**What this task involves:**
Write out all records as given; omit images.
** Start of Extracted material **
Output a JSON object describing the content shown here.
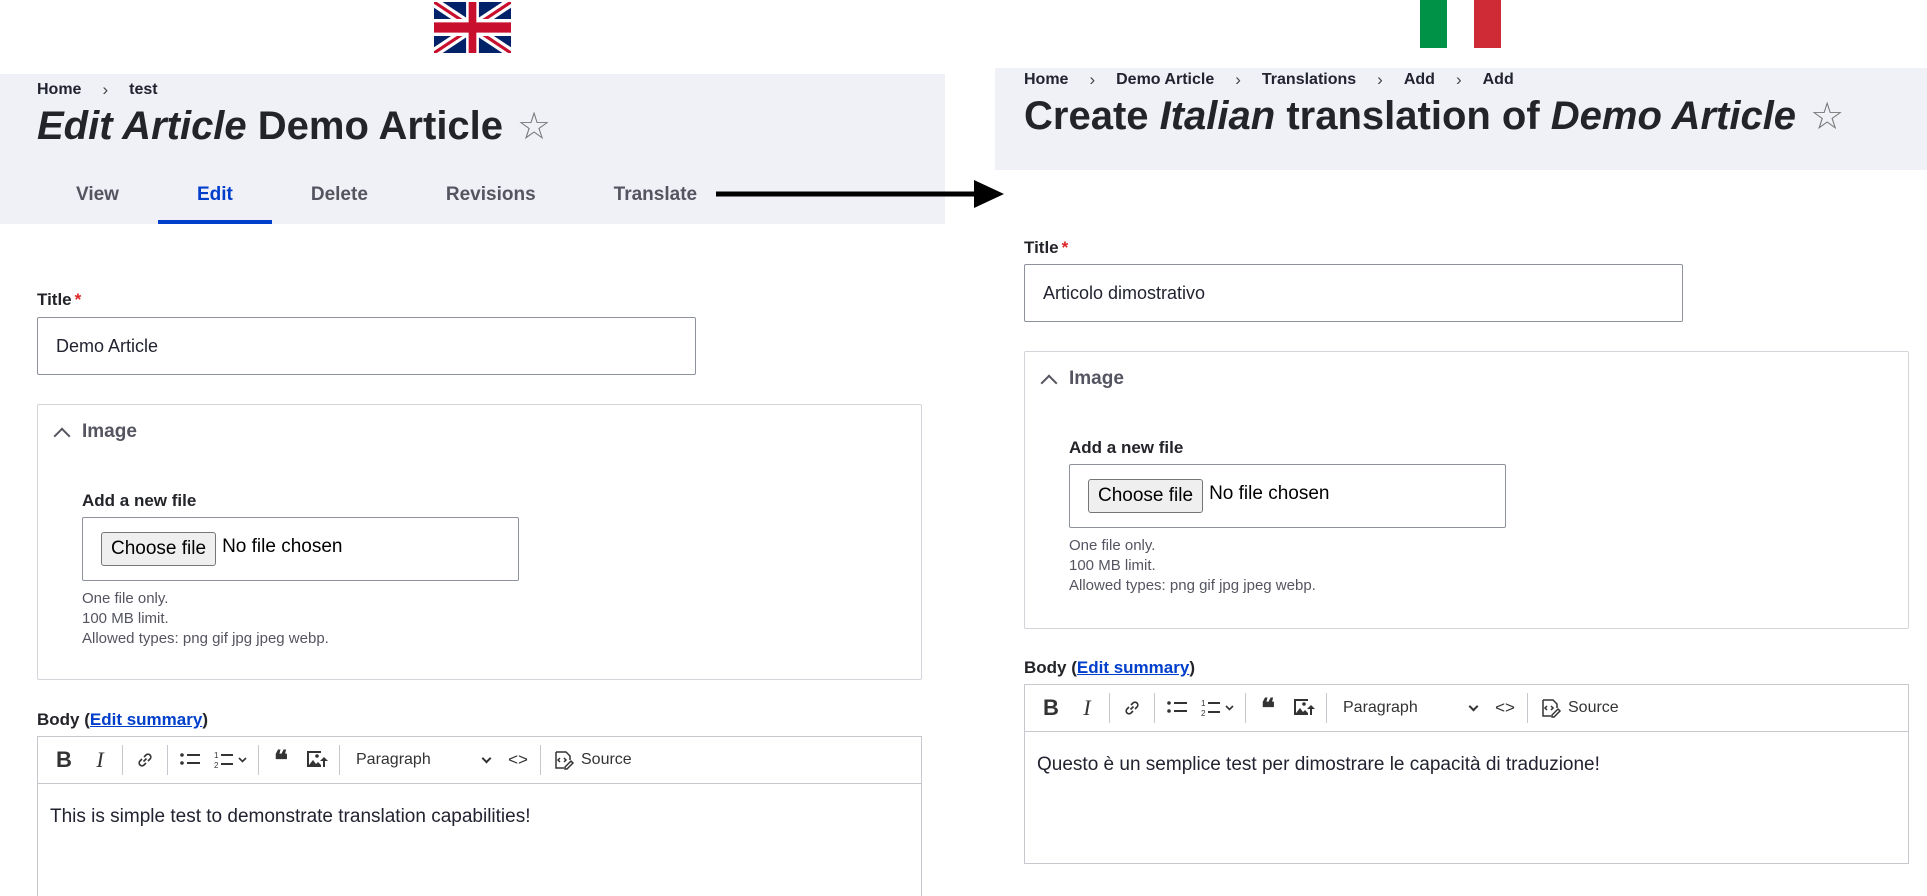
{
  "flags": {
    "left": {
      "name": "uk-flag",
      "colors": {
        "blue": "#012169",
        "red": "#C8102E",
        "white": "#FFFFFF"
      }
    },
    "right": {
      "name": "italy-flag",
      "colors": [
        "#009246",
        "#FFFFFF",
        "#CE2B37"
      ]
    }
  },
  "left": {
    "breadcrumb": [
      "Home",
      "test"
    ],
    "title": {
      "prefix": "Edit Article",
      "rest": " Demo Article"
    },
    "star": "☆",
    "tabs": [
      {
        "label": "View",
        "active": false
      },
      {
        "label": "Edit",
        "active": true
      },
      {
        "label": "Delete",
        "active": false
      },
      {
        "label": "Revisions",
        "active": false
      },
      {
        "label": "Translate",
        "active": false
      }
    ],
    "title_field": {
      "label": "Title",
      "required_mark": "*",
      "value": "Demo Article"
    },
    "image": {
      "summary": "Image",
      "add_label": "Add a new file",
      "choose_button": "Choose file",
      "no_file": "No file chosen",
      "help": [
        "One file only.",
        "100 MB limit.",
        "Allowed types: png gif jpg jpeg webp."
      ]
    },
    "body": {
      "label_prefix": "Body (",
      "edit_summary": "Edit summary",
      "label_suffix": ")",
      "format": "Paragraph",
      "source": "Source",
      "content": "This is simple test to demonstrate translation capabilities!"
    }
  },
  "right": {
    "breadcrumb": [
      "Home",
      "Demo Article",
      "Translations",
      "Add",
      "Add"
    ],
    "title": {
      "part1": "Create ",
      "lang": "Italian",
      "part2": " translation of ",
      "article": "Demo Article"
    },
    "star": "☆",
    "title_field": {
      "label": "Title",
      "required_mark": "*",
      "value": "Articolo dimostrativo"
    },
    "image": {
      "summary": "Image",
      "add_label": "Add a new file",
      "choose_button": "Choose file",
      "no_file": "No file chosen",
      "help": [
        "One file only.",
        "100 MB limit.",
        "Allowed types: png gif jpg jpeg webp."
      ]
    },
    "body": {
      "label_prefix": "Body (",
      "edit_summary": "Edit summary",
      "label_suffix": ")",
      "format": "Paragraph",
      "source": "Source",
      "content": "Questo è un semplice test per dimostrare le capacità di traduzione!"
    }
  },
  "colors": {
    "accent": "#003ecc",
    "header_bg": "#f0f1f7",
    "required": "#dc2323"
  }
}
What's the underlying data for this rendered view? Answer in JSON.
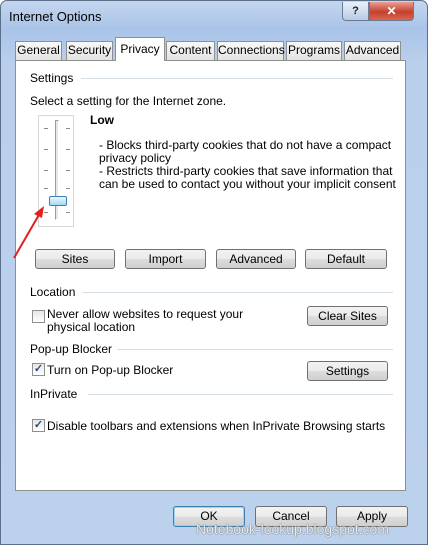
** End of Extracted material **
**Response to this exercise:**
Output a JSON object describing the content shown here.
{
  "flags": {
    "left": {
      "name": "uk-flag",
      "colors": {
        "blue": "#012169",
        "red": "#C8102E",
        "white": "#FFFFFF"
      }
    },
    "right": {
      "name": "italy-flag",
      "colors": [
        "#009246",
        "#FFFFFF",
        "#CE2B37"
      ]
    }
  },
  "left": {
    "breadcrumb": [
      "Home",
      "test"
    ],
    "title": {
      "prefix": "Edit Article",
      "rest": " Demo Article"
    },
    "star": "☆",
    "tabs": [
      {
        "label": "View",
        "active": false
      },
      {
        "label": "Edit",
        "active": true
      },
      {
        "label": "Delete",
        "active": false
      },
      {
        "label": "Revisions",
        "active": false
      },
      {
        "label": "Translate",
        "active": false
      }
    ],
    "title_field": {
      "label": "Title",
      "required_mark": "*",
      "value": "Demo Article"
    },
    "image": {
      "summary": "Image",
      "add_label": "Add a new file",
      "choose_button": "Choose file",
      "no_file": "No file chosen",
      "help": [
        "One file only.",
        "100 MB limit.",
        "Allowed types: png gif jpg jpeg webp."
      ]
    },
    "body": {
      "label_prefix": "Body (",
      "edit_summary": "Edit summary",
      "label_suffix": ")",
      "format": "Paragraph",
      "source": "Source",
      "content": "This is simple test to demonstrate translation capabilities!"
    }
  },
  "right": {
    "breadcrumb": [
      "Home",
      "Demo Article",
      "Translations",
      "Add",
      "Add"
    ],
    "title": {
      "part1": "Create ",
      "lang": "Italian",
      "part2": " translation of ",
      "article": "Demo Article"
    },
    "star": "☆",
    "title_field": {
      "label": "Title",
      "required_mark": "*",
      "value": "Articolo dimostrativo"
    },
    "image": {
      "summary": "Image",
      "add_label": "Add a new file",
      "choose_button": "Choose file",
      "no_file": "No file chosen",
      "help": [
        "One file only.",
        "100 MB limit.",
        "Allowed types: png gif jpg jpeg webp."
      ]
    },
    "body": {
      "label_prefix": "Body (",
      "edit_summary": "Edit summary",
      "label_suffix": ")",
      "format": "Paragraph",
      "source": "Source",
      "content": "Questo è un semplice test per dimostrare le capacità di traduzione!"
    }
  },
  "colors": {
    "accent": "#003ecc",
    "header_bg": "#f0f1f7",
    "required": "#dc2323"
  }
}
What's the underlying data for this rendered view? Answer in JSON.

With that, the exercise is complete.